• Written task: Return the records that follow unaltered. Omit every picture.

• Record set:
+++++

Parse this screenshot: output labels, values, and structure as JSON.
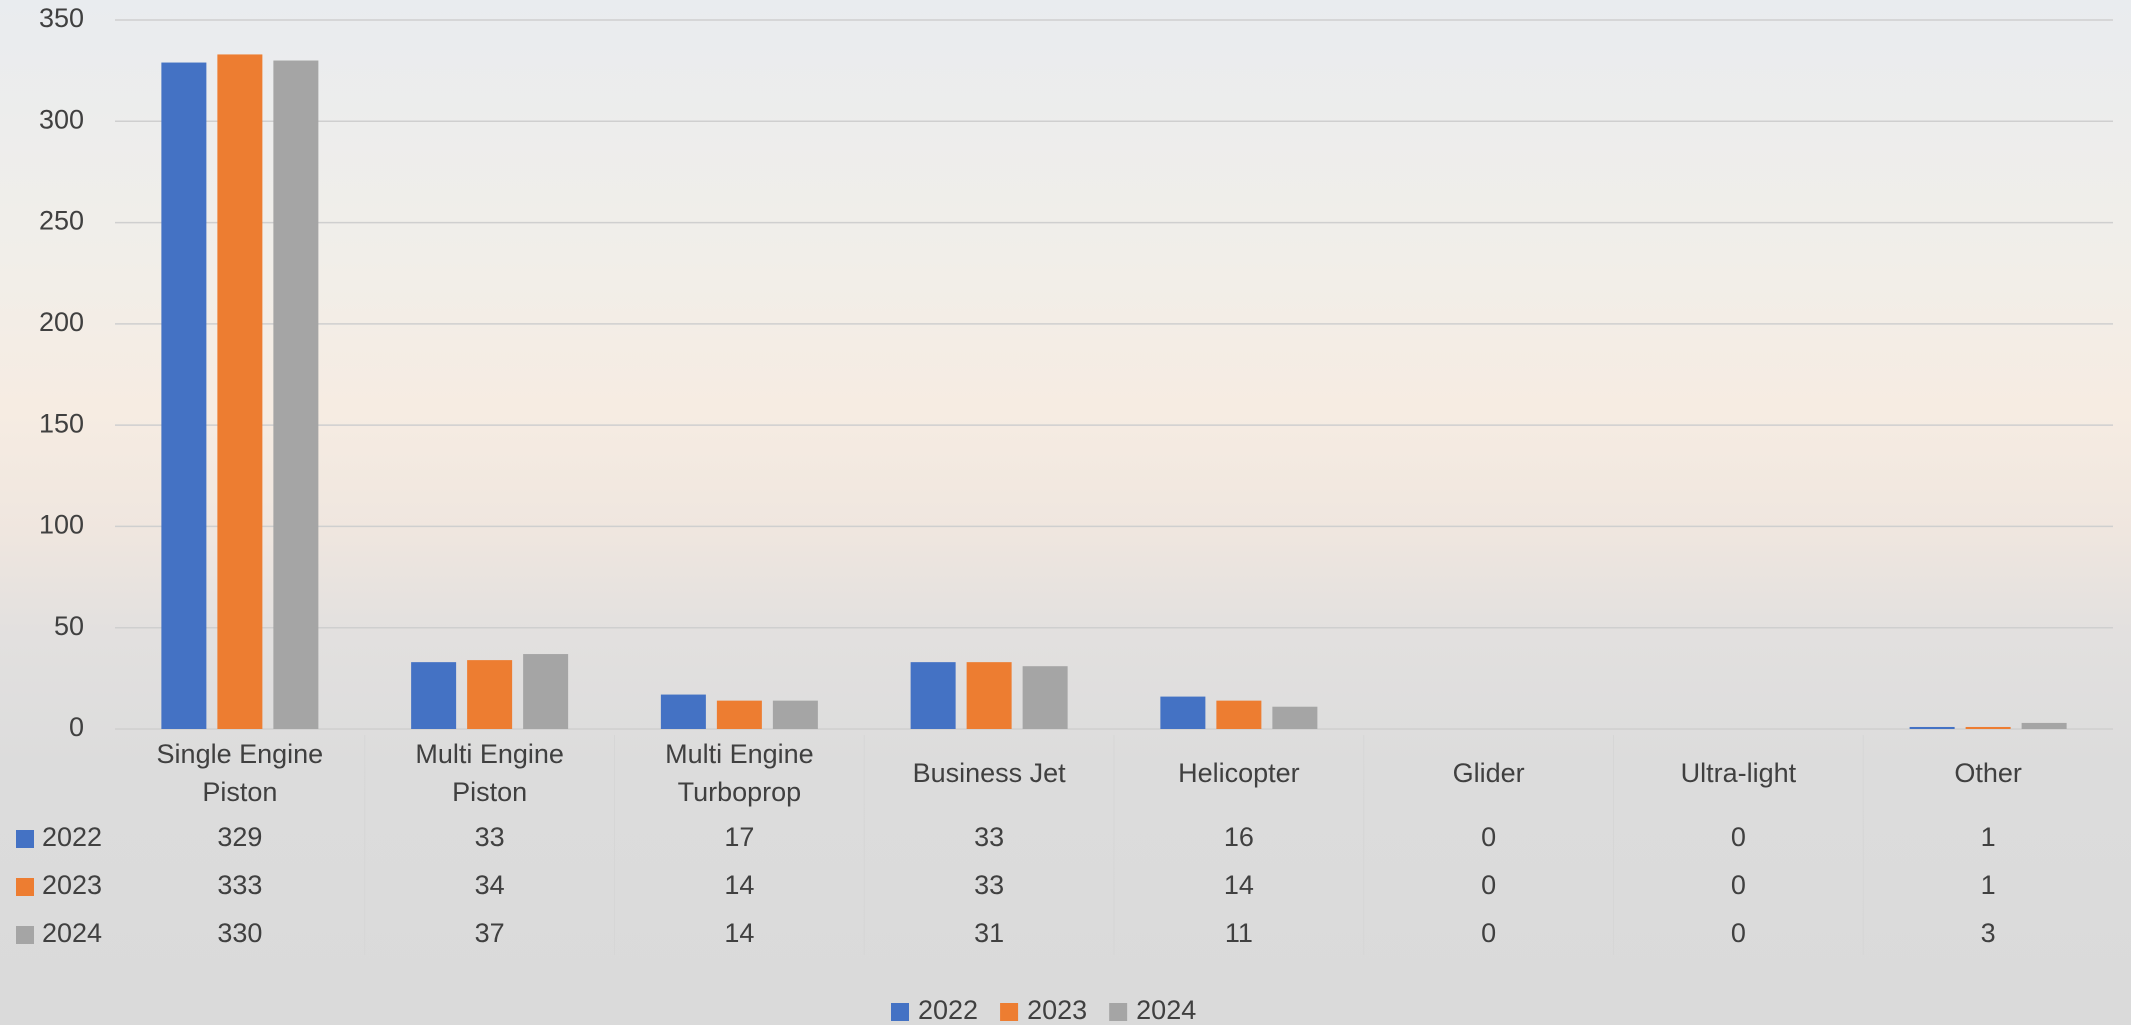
{
  "chart_data": {
    "type": "bar",
    "categories": [
      "Single Engine Piston",
      "Multi Engine Piston",
      "Multi Engine Turboprop",
      "Business Jet",
      "Helicopter",
      "Glider",
      "Ultra-light",
      "Other"
    ],
    "series": [
      {
        "name": "2022",
        "color": "#4472c4",
        "values": [
          329,
          33,
          17,
          33,
          16,
          0,
          0,
          1
        ]
      },
      {
        "name": "2023",
        "color": "#ed7d31",
        "values": [
          333,
          34,
          14,
          33,
          14,
          0,
          0,
          1
        ]
      },
      {
        "name": "2024",
        "color": "#a5a5a5",
        "values": [
          330,
          37,
          14,
          31,
          11,
          0,
          0,
          3
        ]
      }
    ],
    "ylim": [
      0,
      350
    ],
    "yticks": [
      0,
      50,
      100,
      150,
      200,
      250,
      300,
      350
    ],
    "grid": true,
    "data_table": true,
    "legend": "bottom"
  }
}
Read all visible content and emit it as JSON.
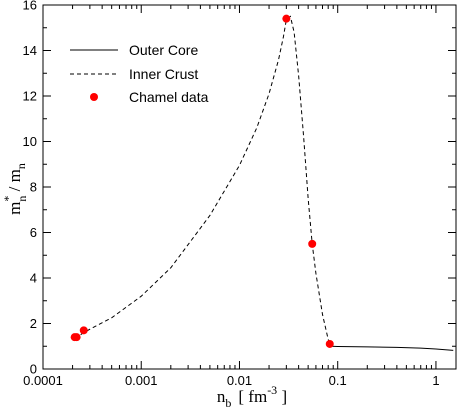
{
  "chart_data": {
    "type": "line",
    "x_scale": "log",
    "xlim": [
      0.0001,
      1.6
    ],
    "ylim": [
      0,
      16
    ],
    "x_ticks": [
      {
        "value": 0.0001,
        "label": "0.0001"
      },
      {
        "value": 0.001,
        "label": "0.001"
      },
      {
        "value": 0.01,
        "label": "0.01"
      },
      {
        "value": 0.1,
        "label": "0.1"
      },
      {
        "value": 1,
        "label": "1"
      }
    ],
    "y_ticks": [
      0,
      2,
      4,
      6,
      8,
      10,
      12,
      14,
      16
    ],
    "xlabel": {
      "base": "n",
      "sub": "b",
      "open": "[ fm",
      "sup": "-3",
      "close": " ]"
    },
    "ylabel": {
      "base": "m",
      "sup": "*",
      "sub": "n",
      "slash": " / m",
      "sub2": "n"
    },
    "legend_position": "top-left",
    "series": [
      {
        "name": "Outer Core",
        "style": "solid",
        "color": "#000000",
        "points": [
          [
            0.085,
            1.0
          ],
          [
            0.1,
            0.99
          ],
          [
            0.2,
            0.97
          ],
          [
            0.4,
            0.95
          ],
          [
            0.7,
            0.92
          ],
          [
            1.0,
            0.88
          ],
          [
            1.5,
            0.82
          ]
        ]
      },
      {
        "name": "Inner Crust",
        "style": "dashed",
        "color": "#000000",
        "points": [
          [
            0.00021,
            1.35
          ],
          [
            0.00025,
            1.55
          ],
          [
            0.0003,
            1.75
          ],
          [
            0.0005,
            2.25
          ],
          [
            0.001,
            3.2
          ],
          [
            0.002,
            4.45
          ],
          [
            0.005,
            6.75
          ],
          [
            0.01,
            8.95
          ],
          [
            0.015,
            10.6
          ],
          [
            0.02,
            12.1
          ],
          [
            0.025,
            13.6
          ],
          [
            0.028,
            14.6
          ],
          [
            0.03,
            15.35
          ],
          [
            0.033,
            15.5
          ],
          [
            0.036,
            14.8
          ],
          [
            0.04,
            12.9
          ],
          [
            0.045,
            10.2
          ],
          [
            0.05,
            7.5
          ],
          [
            0.055,
            5.5
          ],
          [
            0.06,
            4.2
          ],
          [
            0.07,
            2.4
          ],
          [
            0.08,
            1.3
          ],
          [
            0.085,
            1.05
          ]
        ]
      },
      {
        "name": "Chamel data",
        "style": "markers",
        "color": "#ff0000",
        "points": [
          [
            0.00021,
            1.4
          ],
          [
            0.00022,
            1.4
          ],
          [
            0.00026,
            1.7
          ],
          [
            0.03,
            15.4
          ],
          [
            0.055,
            5.5
          ],
          [
            0.083,
            1.1
          ]
        ]
      }
    ]
  }
}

+++++

• Problem solution:
Parse this screenshot: output labels, values, and structure as JSON.
{
  "chart_data": {
    "type": "bar",
    "categories": [
      "Single Engine Piston",
      "Multi Engine Piston",
      "Multi Engine Turboprop",
      "Business Jet",
      "Helicopter",
      "Glider",
      "Ultra-light",
      "Other"
    ],
    "series": [
      {
        "name": "2022",
        "color": "#4472c4",
        "values": [
          329,
          33,
          17,
          33,
          16,
          0,
          0,
          1
        ]
      },
      {
        "name": "2023",
        "color": "#ed7d31",
        "values": [
          333,
          34,
          14,
          33,
          14,
          0,
          0,
          1
        ]
      },
      {
        "name": "2024",
        "color": "#a5a5a5",
        "values": [
          330,
          37,
          14,
          31,
          11,
          0,
          0,
          3
        ]
      }
    ],
    "ylim": [
      0,
      350
    ],
    "yticks": [
      0,
      50,
      100,
      150,
      200,
      250,
      300,
      350
    ],
    "grid": true,
    "data_table": true,
    "legend": "bottom"
  }
}
Read all visible content and emit it as JSON.
{
  "chart_data": {
    "type": "line",
    "x_scale": "log",
    "xlim": [
      0.0001,
      1.6
    ],
    "ylim": [
      0,
      16
    ],
    "x_ticks": [
      {
        "value": 0.0001,
        "label": "0.0001"
      },
      {
        "value": 0.001,
        "label": "0.001"
      },
      {
        "value": 0.01,
        "label": "0.01"
      },
      {
        "value": 0.1,
        "label": "0.1"
      },
      {
        "value": 1,
        "label": "1"
      }
    ],
    "y_ticks": [
      0,
      2,
      4,
      6,
      8,
      10,
      12,
      14,
      16
    ],
    "xlabel": {
      "base": "n",
      "sub": "b",
      "open": "[ fm",
      "sup": "-3",
      "close": " ]"
    },
    "ylabel": {
      "base": "m",
      "sup": "*",
      "sub": "n",
      "slash": " / m",
      "sub2": "n"
    },
    "legend_position": "top-left",
    "series": [
      {
        "name": "Outer Core",
        "style": "solid",
        "color": "#000000",
        "points": [
          [
            0.085,
            1.0
          ],
          [
            0.1,
            0.99
          ],
          [
            0.2,
            0.97
          ],
          [
            0.4,
            0.95
          ],
          [
            0.7,
            0.92
          ],
          [
            1.0,
            0.88
          ],
          [
            1.5,
            0.82
          ]
        ]
      },
      {
        "name": "Inner Crust",
        "style": "dashed",
        "color": "#000000",
        "points": [
          [
            0.00021,
            1.35
          ],
          [
            0.00025,
            1.55
          ],
          [
            0.0003,
            1.75
          ],
          [
            0.0005,
            2.25
          ],
          [
            0.001,
            3.2
          ],
          [
            0.002,
            4.45
          ],
          [
            0.005,
            6.75
          ],
          [
            0.01,
            8.95
          ],
          [
            0.015,
            10.6
          ],
          [
            0.02,
            12.1
          ],
          [
            0.025,
            13.6
          ],
          [
            0.028,
            14.6
          ],
          [
            0.03,
            15.35
          ],
          [
            0.033,
            15.5
          ],
          [
            0.036,
            14.8
          ],
          [
            0.04,
            12.9
          ],
          [
            0.045,
            10.2
          ],
          [
            0.05,
            7.5
          ],
          [
            0.055,
            5.5
          ],
          [
            0.06,
            4.2
          ],
          [
            0.07,
            2.4
          ],
          [
            0.08,
            1.3
          ],
          [
            0.085,
            1.05
          ]
        ]
      },
      {
        "name": "Chamel data",
        "style": "markers",
        "color": "#ff0000",
        "points": [
          [
            0.00021,
            1.4
          ],
          [
            0.00022,
            1.4
          ],
          [
            0.00026,
            1.7
          ],
          [
            0.03,
            15.4
          ],
          [
            0.055,
            5.5
          ],
          [
            0.083,
            1.1
          ]
        ]
      }
    ]
  }
}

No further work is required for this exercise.